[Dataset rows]
>> BEGIN

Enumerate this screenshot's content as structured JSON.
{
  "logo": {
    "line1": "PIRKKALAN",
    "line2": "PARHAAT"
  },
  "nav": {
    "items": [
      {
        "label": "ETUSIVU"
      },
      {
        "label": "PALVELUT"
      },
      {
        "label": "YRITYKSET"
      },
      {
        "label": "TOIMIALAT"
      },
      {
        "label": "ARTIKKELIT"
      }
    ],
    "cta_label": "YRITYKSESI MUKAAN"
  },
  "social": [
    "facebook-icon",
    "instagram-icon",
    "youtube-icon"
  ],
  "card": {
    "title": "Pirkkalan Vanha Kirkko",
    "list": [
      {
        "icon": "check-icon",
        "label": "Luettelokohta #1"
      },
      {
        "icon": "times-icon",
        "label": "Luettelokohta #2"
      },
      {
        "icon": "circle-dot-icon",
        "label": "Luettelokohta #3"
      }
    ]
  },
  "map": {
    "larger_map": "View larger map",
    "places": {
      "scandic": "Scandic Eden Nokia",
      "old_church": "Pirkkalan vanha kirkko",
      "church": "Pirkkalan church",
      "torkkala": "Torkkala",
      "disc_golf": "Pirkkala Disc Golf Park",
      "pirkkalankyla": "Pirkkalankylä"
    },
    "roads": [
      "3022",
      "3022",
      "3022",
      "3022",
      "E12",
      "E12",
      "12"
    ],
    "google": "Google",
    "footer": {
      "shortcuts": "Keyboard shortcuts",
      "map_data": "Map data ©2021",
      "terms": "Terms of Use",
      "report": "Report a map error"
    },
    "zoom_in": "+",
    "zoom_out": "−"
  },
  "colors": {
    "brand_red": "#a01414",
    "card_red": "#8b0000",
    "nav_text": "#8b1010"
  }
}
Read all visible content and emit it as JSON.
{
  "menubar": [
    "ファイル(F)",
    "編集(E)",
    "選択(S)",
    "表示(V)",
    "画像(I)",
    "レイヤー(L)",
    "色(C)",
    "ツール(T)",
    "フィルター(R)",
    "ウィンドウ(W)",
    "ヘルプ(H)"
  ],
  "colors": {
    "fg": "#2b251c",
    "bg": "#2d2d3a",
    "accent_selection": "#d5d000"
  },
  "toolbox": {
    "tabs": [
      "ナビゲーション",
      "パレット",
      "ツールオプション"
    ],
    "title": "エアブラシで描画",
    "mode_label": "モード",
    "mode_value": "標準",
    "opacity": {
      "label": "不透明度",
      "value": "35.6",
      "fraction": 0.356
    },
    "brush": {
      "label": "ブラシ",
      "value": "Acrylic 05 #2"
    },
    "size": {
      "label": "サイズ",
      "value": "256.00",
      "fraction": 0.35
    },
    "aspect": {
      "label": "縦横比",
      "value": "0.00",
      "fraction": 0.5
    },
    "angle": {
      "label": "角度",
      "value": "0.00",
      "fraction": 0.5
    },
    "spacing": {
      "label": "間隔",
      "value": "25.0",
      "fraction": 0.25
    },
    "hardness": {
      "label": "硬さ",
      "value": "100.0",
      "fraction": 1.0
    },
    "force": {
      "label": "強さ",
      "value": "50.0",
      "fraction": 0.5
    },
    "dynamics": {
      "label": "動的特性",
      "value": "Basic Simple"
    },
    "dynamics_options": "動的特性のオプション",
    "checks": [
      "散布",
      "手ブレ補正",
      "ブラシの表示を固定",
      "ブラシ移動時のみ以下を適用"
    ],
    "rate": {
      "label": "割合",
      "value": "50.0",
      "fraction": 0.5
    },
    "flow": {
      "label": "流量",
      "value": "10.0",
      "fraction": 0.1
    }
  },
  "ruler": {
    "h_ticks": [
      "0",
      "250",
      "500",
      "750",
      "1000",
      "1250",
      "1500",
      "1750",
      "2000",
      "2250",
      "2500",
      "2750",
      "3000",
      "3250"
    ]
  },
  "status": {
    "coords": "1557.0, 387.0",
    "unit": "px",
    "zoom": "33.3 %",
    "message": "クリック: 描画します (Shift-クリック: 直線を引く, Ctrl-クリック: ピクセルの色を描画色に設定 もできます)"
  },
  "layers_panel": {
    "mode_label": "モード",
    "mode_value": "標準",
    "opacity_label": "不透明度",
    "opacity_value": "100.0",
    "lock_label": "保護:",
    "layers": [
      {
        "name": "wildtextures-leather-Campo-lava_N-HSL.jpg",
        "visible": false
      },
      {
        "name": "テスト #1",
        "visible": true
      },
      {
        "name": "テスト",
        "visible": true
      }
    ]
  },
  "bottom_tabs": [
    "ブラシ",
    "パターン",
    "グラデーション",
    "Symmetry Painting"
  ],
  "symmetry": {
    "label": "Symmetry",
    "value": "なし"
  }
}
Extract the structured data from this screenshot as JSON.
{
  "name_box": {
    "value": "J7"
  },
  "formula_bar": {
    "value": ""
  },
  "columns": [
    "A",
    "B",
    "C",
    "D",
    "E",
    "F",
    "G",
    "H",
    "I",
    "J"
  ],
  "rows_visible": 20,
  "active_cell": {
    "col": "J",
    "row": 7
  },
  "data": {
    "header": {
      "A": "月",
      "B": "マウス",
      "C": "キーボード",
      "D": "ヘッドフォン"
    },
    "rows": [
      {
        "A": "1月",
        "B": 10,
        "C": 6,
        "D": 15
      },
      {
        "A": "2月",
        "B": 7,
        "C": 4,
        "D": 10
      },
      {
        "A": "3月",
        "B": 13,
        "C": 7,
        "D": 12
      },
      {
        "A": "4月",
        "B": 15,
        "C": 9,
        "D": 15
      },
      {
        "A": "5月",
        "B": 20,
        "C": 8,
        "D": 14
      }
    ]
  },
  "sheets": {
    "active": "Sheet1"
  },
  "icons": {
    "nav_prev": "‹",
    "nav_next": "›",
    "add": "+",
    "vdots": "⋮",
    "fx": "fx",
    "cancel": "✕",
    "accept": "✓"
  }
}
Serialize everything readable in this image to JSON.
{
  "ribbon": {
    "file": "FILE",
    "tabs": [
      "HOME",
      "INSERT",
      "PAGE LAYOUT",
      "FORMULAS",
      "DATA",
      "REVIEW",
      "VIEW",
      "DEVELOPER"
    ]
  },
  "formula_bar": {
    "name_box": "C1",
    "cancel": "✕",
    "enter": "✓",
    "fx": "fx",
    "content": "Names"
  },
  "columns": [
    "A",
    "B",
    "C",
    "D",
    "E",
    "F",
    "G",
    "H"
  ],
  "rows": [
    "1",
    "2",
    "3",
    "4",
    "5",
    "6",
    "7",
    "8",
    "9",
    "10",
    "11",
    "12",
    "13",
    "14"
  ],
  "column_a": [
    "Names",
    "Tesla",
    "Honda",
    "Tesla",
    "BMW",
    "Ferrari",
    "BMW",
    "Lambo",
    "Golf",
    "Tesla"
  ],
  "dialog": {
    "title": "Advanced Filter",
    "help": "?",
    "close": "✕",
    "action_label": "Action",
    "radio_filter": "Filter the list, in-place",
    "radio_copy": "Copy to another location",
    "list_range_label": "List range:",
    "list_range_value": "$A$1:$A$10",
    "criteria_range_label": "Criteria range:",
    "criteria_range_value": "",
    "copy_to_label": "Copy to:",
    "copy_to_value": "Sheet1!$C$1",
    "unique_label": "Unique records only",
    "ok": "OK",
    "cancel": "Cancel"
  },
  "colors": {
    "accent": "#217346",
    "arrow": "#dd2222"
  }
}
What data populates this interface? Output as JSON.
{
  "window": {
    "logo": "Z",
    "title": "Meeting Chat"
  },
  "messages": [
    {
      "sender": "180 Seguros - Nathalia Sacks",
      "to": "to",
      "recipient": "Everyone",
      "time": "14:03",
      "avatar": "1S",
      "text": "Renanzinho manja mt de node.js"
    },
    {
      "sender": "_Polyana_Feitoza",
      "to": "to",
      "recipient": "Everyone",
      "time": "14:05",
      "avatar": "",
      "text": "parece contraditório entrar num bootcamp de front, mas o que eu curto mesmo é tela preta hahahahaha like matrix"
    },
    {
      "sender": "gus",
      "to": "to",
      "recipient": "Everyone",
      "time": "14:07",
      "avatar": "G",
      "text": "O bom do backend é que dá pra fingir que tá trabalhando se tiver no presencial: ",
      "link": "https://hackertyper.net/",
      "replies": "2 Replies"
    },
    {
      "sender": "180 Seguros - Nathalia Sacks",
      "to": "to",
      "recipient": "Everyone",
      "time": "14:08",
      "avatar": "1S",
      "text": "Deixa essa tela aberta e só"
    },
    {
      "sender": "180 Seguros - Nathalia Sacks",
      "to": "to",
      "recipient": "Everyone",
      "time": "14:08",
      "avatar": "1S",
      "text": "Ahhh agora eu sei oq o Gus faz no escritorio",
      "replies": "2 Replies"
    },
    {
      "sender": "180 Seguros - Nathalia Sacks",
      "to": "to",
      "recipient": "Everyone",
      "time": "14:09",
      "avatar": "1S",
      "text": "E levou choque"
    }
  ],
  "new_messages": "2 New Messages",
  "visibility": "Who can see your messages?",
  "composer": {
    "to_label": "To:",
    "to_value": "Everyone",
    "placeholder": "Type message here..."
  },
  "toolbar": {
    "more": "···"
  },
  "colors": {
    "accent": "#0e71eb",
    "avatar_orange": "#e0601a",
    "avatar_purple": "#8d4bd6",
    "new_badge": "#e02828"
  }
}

>> END

Requirement: Gather up, from the records above, each line where the word "tela" appears.

Response to the exercise:
      "text": "parece contraditório entrar num bootcamp de front, mas o que eu curto mesmo é tela preta hahahahaha like matrix"
      "text": "Deixa essa tela aberta e só"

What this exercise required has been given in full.